» Instructions for the task
In the material below, the lines containing the word "человек" are required; copy each of them.

» Records from a data collection
== == ==

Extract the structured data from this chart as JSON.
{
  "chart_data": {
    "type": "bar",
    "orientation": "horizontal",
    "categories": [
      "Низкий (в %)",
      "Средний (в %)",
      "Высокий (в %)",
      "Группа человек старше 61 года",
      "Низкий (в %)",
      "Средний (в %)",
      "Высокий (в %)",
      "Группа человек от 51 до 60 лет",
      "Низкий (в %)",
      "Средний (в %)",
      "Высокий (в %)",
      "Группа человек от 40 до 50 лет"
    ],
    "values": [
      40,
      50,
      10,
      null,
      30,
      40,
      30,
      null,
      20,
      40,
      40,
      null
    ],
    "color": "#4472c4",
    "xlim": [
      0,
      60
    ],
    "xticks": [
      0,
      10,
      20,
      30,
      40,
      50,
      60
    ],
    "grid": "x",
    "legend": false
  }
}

== == ==

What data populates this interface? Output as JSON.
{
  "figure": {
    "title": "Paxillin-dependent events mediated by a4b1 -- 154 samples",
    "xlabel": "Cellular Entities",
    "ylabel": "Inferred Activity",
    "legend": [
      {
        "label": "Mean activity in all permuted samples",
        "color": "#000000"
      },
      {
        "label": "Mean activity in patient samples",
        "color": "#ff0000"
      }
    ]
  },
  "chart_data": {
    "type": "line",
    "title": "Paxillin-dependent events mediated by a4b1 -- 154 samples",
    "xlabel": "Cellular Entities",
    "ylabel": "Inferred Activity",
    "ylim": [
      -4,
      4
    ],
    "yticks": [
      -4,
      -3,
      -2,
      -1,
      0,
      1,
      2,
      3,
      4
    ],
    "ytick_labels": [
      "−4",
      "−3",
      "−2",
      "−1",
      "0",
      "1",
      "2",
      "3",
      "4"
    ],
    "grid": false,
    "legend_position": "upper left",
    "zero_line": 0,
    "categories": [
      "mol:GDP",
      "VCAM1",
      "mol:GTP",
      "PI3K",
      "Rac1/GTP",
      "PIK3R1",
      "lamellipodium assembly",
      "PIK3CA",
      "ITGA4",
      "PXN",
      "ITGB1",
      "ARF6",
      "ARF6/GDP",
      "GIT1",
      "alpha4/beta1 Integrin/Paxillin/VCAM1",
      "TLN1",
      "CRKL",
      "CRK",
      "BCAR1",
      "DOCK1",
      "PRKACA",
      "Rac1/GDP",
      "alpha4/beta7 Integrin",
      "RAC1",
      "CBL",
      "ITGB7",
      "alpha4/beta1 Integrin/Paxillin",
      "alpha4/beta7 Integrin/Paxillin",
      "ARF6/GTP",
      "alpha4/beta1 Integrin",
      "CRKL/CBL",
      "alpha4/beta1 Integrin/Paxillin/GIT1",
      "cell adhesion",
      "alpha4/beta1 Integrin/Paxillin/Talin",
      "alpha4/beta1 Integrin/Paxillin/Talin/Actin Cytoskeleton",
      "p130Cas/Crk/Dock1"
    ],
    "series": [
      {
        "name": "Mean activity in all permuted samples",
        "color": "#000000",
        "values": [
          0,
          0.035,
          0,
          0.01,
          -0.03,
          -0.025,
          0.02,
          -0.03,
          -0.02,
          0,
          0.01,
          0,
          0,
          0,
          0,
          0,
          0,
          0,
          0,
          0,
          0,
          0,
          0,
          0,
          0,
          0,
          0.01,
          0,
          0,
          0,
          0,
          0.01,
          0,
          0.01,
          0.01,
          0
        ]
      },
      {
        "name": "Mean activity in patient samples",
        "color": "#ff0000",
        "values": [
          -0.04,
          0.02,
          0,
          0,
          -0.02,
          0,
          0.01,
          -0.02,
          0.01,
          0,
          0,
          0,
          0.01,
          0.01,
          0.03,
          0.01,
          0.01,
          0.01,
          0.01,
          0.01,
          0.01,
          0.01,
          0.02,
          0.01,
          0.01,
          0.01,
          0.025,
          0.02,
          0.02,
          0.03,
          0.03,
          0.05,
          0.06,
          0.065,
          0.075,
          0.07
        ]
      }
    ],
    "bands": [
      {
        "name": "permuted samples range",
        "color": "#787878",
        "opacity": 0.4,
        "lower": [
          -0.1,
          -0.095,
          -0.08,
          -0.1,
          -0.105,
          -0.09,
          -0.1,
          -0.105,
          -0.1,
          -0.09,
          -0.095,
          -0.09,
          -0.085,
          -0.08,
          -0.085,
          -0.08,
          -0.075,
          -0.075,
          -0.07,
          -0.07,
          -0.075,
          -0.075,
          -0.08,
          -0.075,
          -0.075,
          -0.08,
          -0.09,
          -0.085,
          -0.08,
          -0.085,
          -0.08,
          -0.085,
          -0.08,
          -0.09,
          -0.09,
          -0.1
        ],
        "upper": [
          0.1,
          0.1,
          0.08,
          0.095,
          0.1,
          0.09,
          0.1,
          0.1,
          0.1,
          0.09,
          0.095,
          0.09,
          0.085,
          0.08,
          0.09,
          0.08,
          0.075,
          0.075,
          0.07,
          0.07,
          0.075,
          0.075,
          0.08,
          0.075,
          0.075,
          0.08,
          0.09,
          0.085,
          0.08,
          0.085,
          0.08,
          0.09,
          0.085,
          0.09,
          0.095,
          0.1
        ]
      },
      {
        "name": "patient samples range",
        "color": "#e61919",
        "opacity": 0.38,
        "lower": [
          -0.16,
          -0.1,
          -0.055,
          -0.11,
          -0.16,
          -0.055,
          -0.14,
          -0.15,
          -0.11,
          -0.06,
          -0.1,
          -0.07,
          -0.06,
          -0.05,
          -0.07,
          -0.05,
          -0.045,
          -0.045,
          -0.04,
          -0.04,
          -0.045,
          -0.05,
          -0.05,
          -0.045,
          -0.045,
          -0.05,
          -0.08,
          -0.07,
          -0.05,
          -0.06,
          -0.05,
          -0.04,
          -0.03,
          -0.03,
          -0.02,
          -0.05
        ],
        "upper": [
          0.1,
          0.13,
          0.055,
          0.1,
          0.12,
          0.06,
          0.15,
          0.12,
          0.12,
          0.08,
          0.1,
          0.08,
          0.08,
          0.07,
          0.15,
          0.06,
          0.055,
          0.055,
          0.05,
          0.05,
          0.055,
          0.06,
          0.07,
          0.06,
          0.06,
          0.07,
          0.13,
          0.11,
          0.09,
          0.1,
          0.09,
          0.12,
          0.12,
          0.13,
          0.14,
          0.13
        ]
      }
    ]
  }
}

== == ==

» The solution
      "Группа человек старше 61 года",
      "Группа человек от 51 до 60 лет",
      "Группа человек от 40 до 50 лет"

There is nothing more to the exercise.